> [TASK 1]:
Retype the segment of the Park Chung-hee biography excerpt that opens with the words containing "Park Chung-hee (September" and closes with "Time magazine (1999).".
> [TASK 2]:
In the Park Chung-hee biography excerpt, which magazine named him one of the top 100 Asians of the Century?
> [TASK 3]:
Carry on the Park Chung-hee biography excerpt from its final sentence.

> [DOCUMENT SEGMENT]:
----------

Born September 30, 1917(1917-09-30)
Gumi-si, North Gyeongsang, Japanese-ruled Korea (now South Korea)
Died October 26, 1979 (aged 62)
Seoul, South Korea
Nationality Korean
Political party Democratic Republican
Spouse(s) Yuk Young-soo
Religion Buddhism
Signature
Military service
Service/branch Manchukuo Imperial Army
Korean Liberation Army
Republic of Korea Army
Rank ROK Army General
Korean name
Hangul 박정희
Hanja 朴正熙
Revised Romanization Bak Jeonghui
McCune–Reischauer Pak Chŏnghŭi
Pen name
Hangul 중수
Hanja 中樹
Revised Romanization Jungsu
McCune–Reischauer Chungsu

Park Chung-hee (September 30, 1917 – October 26, 1979) was a Republic of Korea Army general and the leader of South Korea (the Republic of Korea) from 1961 to 1979. He has been criticized for his authoritarian way of ruling the country (especially after 1971),[1][2] but is also credited with the industrialization of the Republic of Korea through export-led growth. His rule was ended by his assassination in 1979. He was named one of the top 100 Asians of the Century by Time magazine (1999).

----------

> [INFORMATION PROVIDED]:
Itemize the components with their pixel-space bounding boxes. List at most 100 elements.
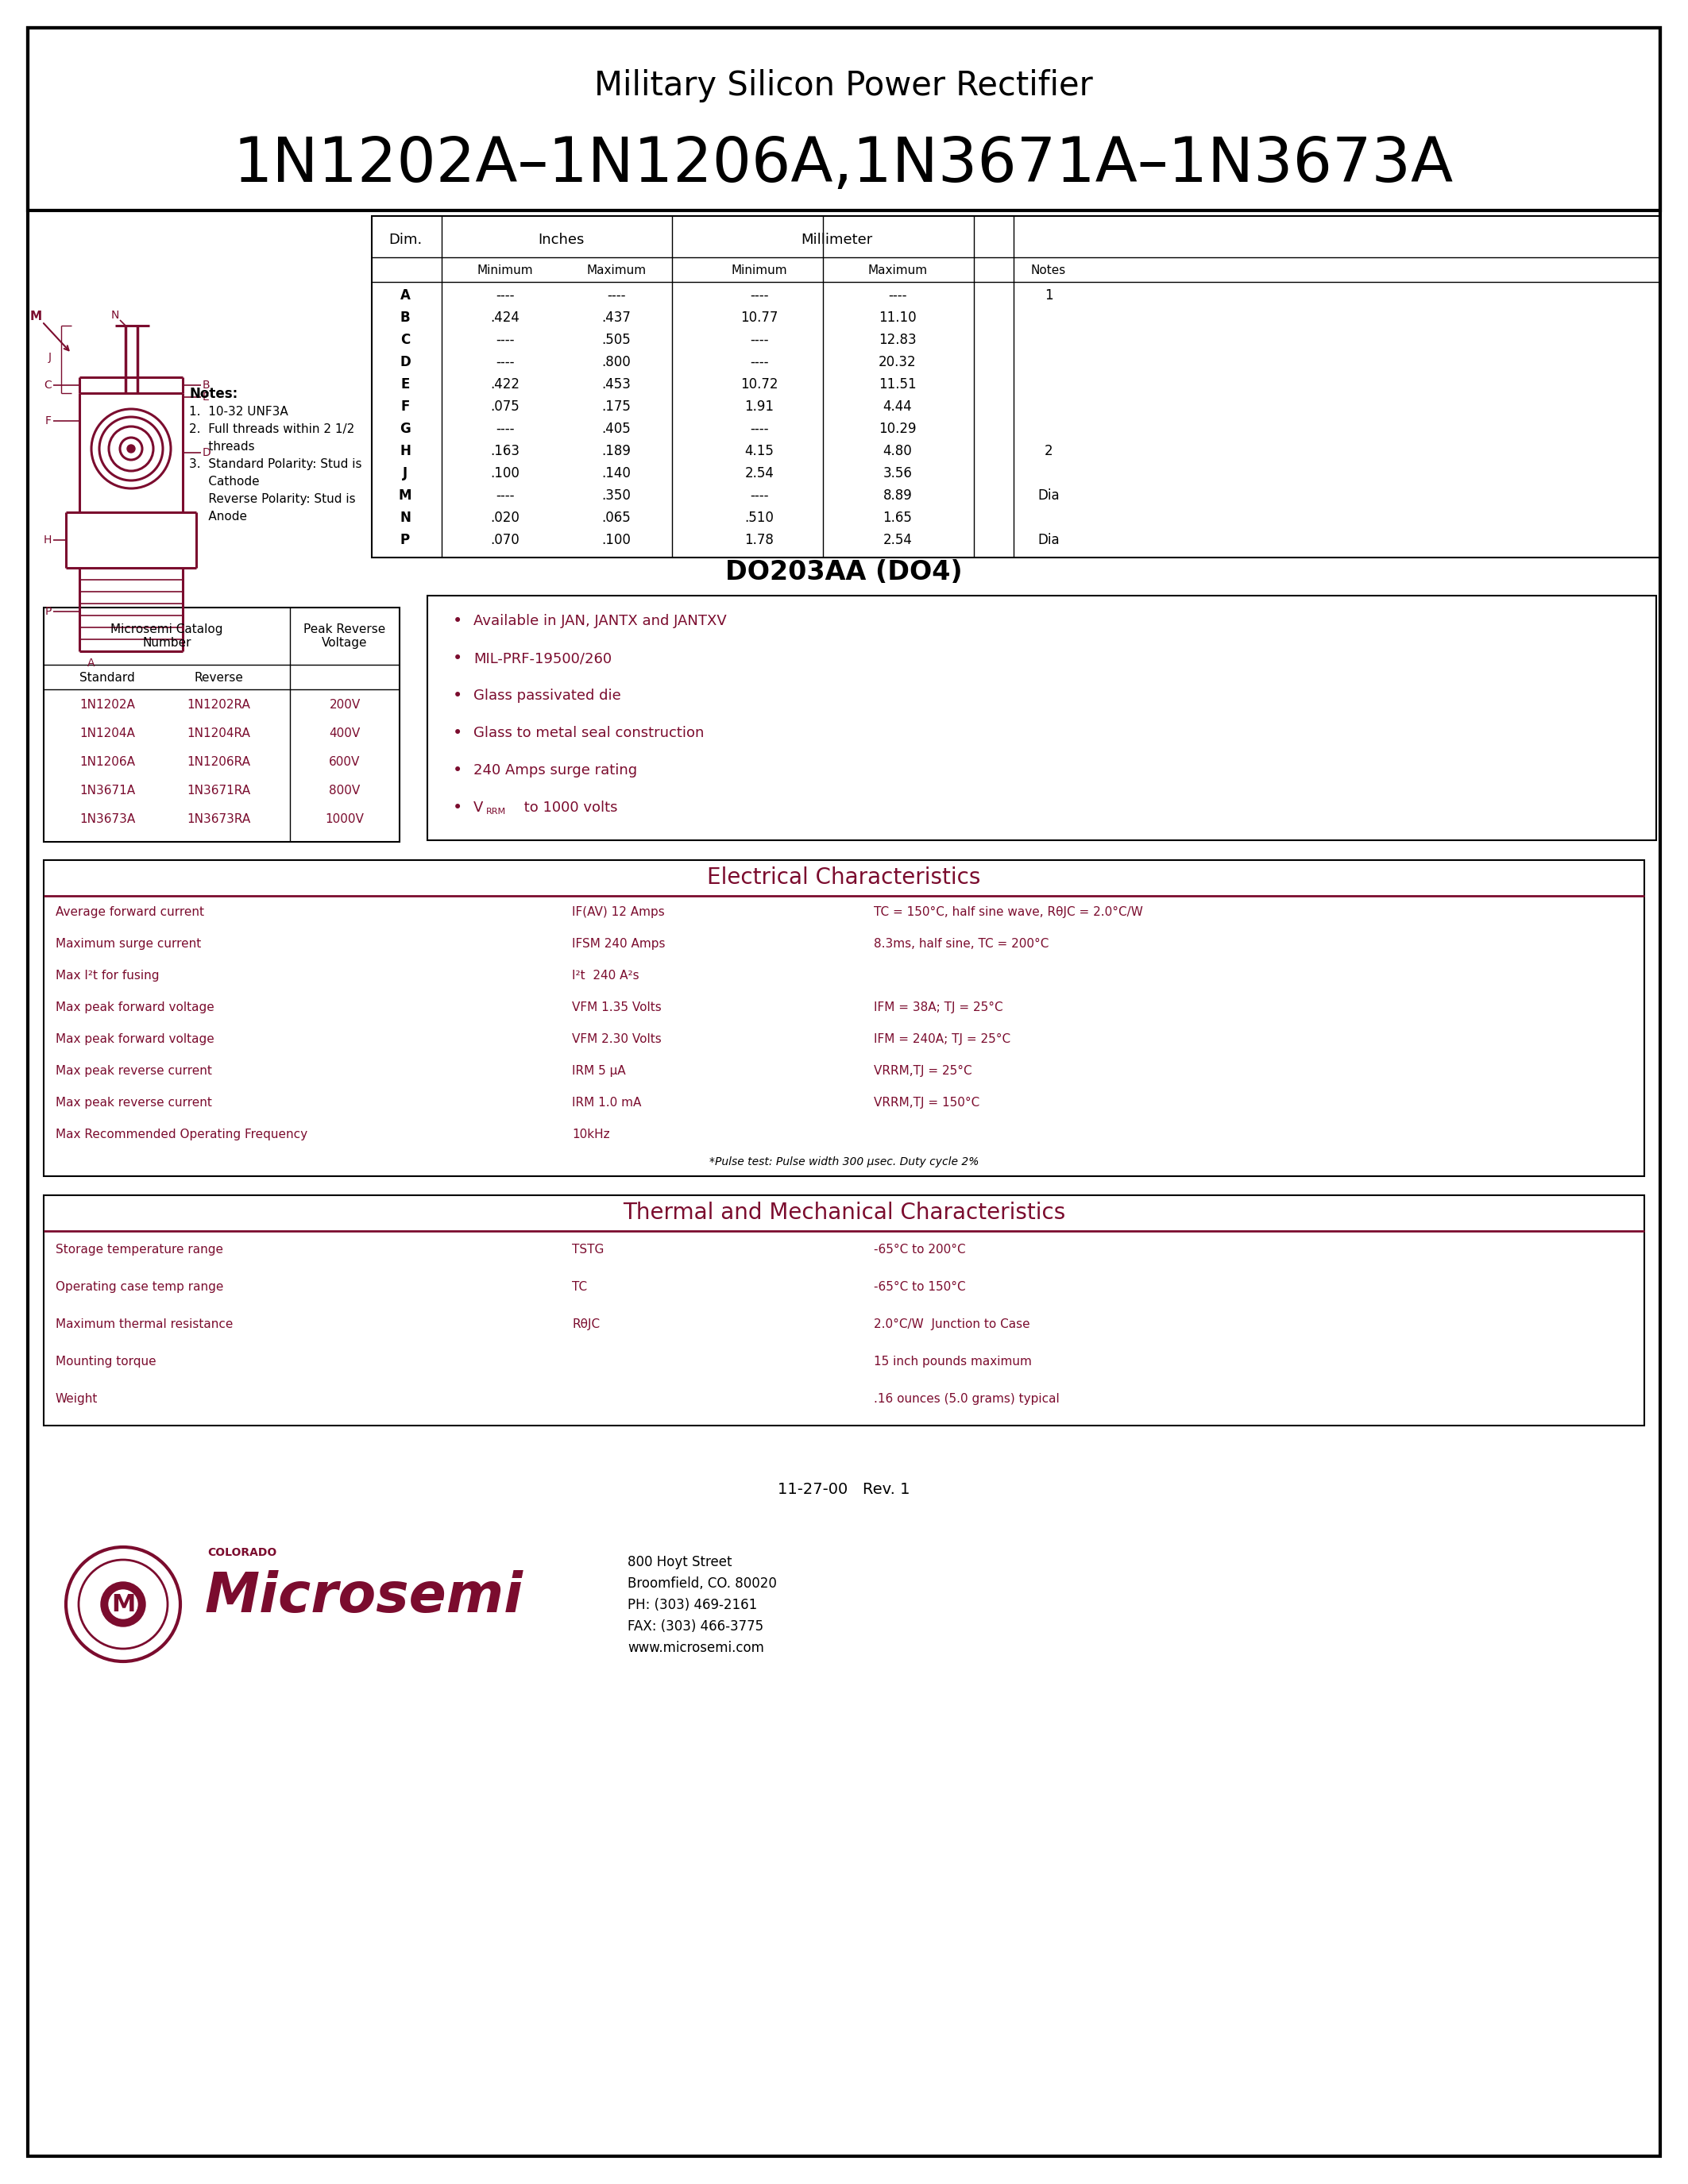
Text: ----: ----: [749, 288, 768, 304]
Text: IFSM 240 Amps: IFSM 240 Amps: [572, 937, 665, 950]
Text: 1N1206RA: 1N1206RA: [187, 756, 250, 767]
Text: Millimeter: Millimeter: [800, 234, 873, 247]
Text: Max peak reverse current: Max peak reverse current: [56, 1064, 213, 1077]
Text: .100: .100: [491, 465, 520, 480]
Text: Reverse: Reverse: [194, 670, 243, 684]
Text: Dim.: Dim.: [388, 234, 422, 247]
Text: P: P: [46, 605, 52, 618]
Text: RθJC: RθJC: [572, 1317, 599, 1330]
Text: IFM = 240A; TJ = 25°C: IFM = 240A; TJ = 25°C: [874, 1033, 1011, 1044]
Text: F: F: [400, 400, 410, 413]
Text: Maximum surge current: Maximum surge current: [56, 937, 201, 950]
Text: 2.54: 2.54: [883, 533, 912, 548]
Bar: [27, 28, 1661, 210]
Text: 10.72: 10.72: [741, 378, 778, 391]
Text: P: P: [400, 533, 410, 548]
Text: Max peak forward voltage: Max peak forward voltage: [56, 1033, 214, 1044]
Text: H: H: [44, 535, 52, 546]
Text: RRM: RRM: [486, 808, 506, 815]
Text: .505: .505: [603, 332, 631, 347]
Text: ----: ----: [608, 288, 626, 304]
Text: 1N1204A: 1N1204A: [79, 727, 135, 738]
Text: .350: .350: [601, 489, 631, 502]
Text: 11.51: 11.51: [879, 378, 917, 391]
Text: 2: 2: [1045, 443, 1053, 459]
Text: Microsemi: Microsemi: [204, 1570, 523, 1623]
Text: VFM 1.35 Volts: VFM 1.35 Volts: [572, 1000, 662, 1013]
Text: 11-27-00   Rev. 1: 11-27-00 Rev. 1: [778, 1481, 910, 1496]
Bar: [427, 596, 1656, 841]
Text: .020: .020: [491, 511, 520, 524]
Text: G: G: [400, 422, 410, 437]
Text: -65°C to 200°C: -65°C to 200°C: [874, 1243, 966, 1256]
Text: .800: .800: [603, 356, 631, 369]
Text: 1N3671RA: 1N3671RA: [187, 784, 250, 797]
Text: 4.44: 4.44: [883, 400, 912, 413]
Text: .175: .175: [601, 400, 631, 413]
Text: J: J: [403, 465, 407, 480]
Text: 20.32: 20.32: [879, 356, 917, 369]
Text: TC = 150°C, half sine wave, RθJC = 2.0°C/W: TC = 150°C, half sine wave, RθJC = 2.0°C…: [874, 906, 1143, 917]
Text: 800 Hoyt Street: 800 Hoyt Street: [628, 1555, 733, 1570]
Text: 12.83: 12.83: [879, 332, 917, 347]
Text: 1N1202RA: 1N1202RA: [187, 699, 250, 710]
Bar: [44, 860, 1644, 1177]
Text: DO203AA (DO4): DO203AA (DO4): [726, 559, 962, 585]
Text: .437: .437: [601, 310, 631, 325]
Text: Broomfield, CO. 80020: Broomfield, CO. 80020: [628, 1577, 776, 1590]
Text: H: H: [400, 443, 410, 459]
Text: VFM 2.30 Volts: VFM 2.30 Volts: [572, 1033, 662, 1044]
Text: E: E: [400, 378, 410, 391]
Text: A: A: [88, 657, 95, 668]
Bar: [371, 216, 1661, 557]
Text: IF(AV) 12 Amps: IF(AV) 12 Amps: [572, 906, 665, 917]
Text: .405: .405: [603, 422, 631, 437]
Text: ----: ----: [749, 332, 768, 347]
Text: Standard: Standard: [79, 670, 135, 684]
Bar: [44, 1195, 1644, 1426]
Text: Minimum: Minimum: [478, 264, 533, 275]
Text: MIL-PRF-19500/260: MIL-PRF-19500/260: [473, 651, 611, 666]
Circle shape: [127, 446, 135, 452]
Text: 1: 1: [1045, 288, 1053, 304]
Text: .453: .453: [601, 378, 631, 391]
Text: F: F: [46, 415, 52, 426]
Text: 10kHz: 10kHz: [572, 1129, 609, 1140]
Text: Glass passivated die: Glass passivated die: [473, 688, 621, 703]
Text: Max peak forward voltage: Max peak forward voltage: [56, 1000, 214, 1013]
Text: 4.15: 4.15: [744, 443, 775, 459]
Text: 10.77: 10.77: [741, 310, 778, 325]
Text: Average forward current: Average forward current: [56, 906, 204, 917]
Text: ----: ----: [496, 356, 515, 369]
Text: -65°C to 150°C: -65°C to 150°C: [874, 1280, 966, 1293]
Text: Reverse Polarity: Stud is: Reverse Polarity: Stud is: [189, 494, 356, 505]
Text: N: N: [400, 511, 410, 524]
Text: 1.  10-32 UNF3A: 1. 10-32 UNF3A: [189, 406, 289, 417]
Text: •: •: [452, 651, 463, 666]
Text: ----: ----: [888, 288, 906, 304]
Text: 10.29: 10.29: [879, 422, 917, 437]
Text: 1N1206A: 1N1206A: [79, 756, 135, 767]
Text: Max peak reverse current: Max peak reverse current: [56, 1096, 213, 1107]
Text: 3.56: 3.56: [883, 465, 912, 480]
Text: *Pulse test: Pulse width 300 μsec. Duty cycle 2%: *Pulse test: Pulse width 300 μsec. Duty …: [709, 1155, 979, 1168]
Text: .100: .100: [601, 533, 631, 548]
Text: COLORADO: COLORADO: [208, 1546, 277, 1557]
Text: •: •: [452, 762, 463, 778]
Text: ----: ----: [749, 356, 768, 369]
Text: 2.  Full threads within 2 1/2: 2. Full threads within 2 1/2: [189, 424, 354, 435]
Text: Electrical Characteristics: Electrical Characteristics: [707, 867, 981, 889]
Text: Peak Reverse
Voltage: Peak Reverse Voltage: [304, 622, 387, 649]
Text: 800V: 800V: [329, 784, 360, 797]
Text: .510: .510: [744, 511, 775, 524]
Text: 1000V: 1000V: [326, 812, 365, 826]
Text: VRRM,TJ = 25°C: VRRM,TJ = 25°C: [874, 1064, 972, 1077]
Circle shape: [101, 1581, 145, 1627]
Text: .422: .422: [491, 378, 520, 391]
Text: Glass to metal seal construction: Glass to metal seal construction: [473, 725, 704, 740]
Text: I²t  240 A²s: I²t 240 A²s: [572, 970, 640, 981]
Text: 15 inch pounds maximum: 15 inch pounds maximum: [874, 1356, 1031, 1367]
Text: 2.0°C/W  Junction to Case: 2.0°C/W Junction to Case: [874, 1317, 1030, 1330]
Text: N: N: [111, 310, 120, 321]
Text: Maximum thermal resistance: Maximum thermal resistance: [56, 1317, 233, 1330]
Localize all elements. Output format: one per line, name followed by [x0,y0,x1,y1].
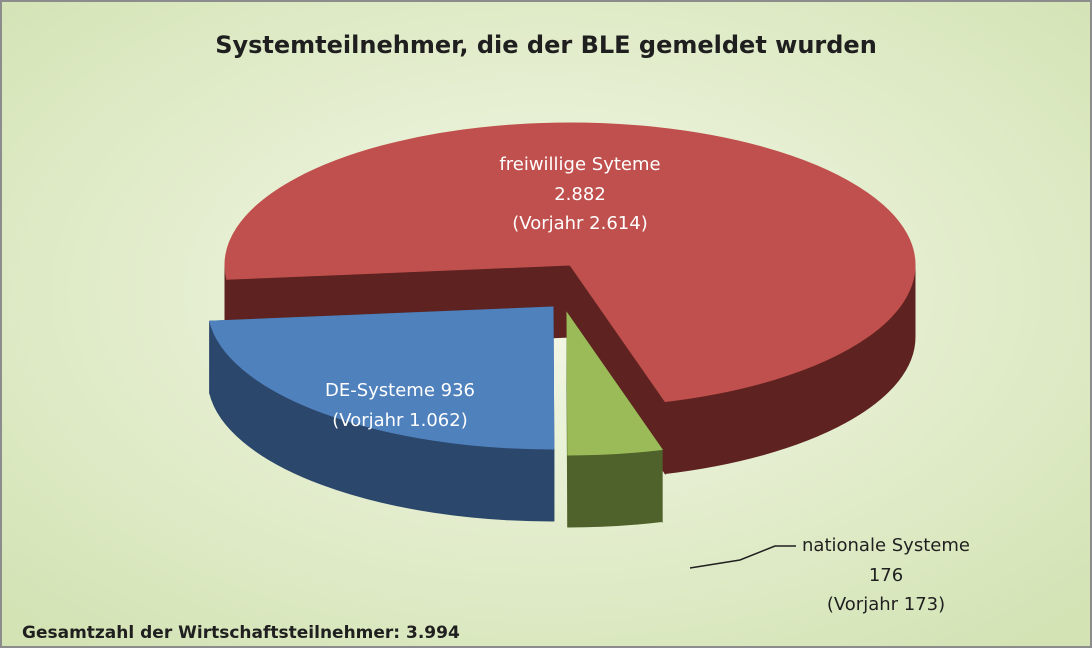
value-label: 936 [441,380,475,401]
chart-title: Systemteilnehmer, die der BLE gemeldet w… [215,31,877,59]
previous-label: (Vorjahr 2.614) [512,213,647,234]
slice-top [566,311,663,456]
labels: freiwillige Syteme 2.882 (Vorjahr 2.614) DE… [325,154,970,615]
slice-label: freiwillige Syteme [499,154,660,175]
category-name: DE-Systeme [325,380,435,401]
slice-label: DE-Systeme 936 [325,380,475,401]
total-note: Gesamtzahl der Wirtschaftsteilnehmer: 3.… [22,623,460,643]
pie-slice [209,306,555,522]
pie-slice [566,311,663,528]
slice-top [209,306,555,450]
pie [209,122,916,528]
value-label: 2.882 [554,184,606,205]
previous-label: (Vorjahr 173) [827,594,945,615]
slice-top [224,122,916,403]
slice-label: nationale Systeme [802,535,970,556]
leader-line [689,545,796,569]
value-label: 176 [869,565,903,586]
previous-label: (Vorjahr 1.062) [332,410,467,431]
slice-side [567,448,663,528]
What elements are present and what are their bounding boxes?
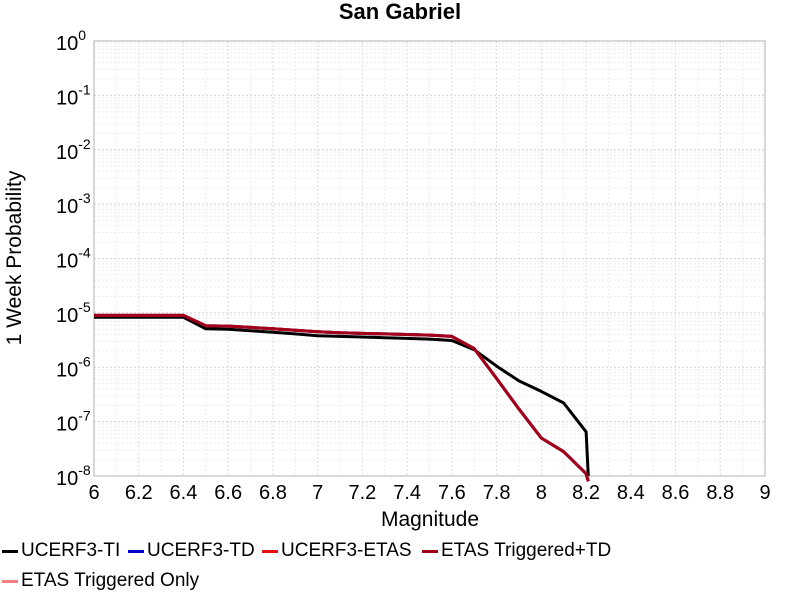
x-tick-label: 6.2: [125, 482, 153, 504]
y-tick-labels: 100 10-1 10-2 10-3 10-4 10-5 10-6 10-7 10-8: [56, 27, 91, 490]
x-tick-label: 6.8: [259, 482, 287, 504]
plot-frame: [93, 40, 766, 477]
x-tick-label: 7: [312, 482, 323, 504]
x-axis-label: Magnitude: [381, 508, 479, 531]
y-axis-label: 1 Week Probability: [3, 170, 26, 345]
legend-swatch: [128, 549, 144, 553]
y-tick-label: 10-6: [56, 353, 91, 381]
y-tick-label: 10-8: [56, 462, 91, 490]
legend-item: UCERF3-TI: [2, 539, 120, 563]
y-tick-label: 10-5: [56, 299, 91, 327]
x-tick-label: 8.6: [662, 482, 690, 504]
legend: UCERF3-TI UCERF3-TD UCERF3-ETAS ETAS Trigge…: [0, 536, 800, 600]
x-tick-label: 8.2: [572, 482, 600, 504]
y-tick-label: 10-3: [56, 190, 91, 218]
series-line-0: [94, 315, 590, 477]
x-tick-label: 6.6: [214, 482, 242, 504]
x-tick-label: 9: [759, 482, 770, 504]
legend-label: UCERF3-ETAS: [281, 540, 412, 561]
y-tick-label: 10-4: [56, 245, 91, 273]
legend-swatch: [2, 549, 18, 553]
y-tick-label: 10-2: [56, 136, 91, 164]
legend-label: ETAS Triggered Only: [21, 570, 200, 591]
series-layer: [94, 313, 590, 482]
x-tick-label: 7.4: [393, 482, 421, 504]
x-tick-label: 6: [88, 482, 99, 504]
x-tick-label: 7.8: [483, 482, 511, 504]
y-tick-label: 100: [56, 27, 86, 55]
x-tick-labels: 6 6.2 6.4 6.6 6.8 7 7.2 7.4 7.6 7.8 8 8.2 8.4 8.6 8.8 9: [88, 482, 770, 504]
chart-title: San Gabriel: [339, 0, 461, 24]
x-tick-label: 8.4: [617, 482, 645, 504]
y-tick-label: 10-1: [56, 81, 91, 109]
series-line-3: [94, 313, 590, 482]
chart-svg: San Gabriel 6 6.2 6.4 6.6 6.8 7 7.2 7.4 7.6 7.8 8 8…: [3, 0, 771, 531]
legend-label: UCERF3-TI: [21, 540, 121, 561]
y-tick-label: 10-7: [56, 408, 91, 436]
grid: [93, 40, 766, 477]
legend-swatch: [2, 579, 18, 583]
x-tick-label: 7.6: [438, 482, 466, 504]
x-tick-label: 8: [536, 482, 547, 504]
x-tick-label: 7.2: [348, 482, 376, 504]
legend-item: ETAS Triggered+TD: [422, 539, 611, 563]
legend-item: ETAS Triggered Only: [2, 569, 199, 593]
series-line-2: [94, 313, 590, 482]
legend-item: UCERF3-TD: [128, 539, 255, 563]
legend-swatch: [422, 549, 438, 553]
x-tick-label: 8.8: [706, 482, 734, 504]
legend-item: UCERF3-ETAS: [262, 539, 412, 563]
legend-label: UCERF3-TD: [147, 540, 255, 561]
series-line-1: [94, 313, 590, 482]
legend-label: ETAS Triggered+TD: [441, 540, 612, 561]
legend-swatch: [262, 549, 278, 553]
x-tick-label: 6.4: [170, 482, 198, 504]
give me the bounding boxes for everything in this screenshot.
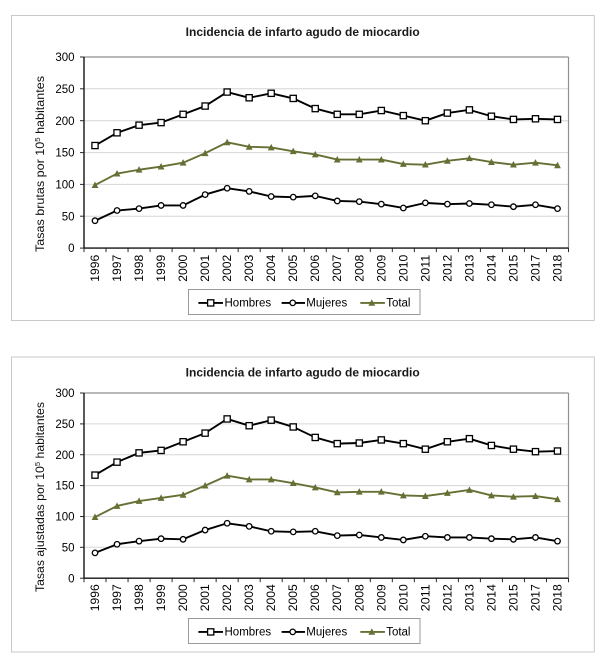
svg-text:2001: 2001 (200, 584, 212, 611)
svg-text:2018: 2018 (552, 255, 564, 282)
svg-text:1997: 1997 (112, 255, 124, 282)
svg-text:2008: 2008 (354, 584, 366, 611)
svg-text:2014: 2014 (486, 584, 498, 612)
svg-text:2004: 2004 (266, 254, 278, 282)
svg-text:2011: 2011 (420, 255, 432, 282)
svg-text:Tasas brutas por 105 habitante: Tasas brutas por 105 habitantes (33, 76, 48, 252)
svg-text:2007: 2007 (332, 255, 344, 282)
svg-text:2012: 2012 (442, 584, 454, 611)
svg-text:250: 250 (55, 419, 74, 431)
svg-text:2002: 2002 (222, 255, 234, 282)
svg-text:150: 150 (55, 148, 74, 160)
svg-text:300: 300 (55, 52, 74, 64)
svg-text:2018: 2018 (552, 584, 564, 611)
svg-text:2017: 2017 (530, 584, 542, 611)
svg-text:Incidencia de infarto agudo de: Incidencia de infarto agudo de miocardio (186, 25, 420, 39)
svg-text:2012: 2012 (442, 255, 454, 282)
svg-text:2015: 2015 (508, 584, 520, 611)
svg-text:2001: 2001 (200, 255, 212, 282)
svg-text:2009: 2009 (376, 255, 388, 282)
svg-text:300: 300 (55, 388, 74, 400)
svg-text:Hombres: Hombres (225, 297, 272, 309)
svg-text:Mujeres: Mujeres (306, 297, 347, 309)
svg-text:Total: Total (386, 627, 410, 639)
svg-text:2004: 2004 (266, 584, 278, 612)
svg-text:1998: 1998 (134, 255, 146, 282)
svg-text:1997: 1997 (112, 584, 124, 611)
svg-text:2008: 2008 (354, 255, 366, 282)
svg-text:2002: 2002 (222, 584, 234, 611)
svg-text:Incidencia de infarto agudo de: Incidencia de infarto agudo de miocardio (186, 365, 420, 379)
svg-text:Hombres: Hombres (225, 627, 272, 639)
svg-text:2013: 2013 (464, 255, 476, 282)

----------

> [ANSWER 1]:
Park Chung-hee (September 30, 1917 – October 26, 1979) was a Republic of Korea Army general and the leader of South Korea (the Republic of Korea) from 1961 to 1979. He has been criticized for his authoritarian way of ruling the country (especially after 1971),[1][2] but is also credited with the industrialization of the Republic of Korea through export-led growth. His rule was ended by his assassination in 1979. He was named one of the top 100 Asians of the Century by Time magazine (1999).

> [ANSWER 2]:
Time magazine, in 1999.

> [ANSWER 3]:
Contents

Early life

Park was born in Gyeongsangbuk-do Kumi during the Japanese occupation. His father was Park Seong-bin (age 46 at the time) and his mother was Baek Nam-hui (age 45). His eldest brother was Park Dong-hee (age 22); second brother was Park Mu-hee (age 19); eldest sister was Park Gwi-hee (age 15); third brother was Park Sang-hee (age 11); fourth brother was Park Han-saeng (age 7); and his youngest sister was Park Jae-hee (age 5).

Park came from an undistinguished local branch of the Goryeong Park clan.

Park won admission to the Daegu Teacher's Gymnasium, which was a favored high school for prospective primary teachers. He entered on April 8, 1932 and graduated on March 25, 1937, after five years of study. His formative years coincided with the Japanese invasion of China, starting with the Manchurian incident in 1931 and culminating in the outbreak of the Second Sino-Japanese War in 1937. Park went on to teach for several years in Mungyeong, where the primary school has been preserved as a museum.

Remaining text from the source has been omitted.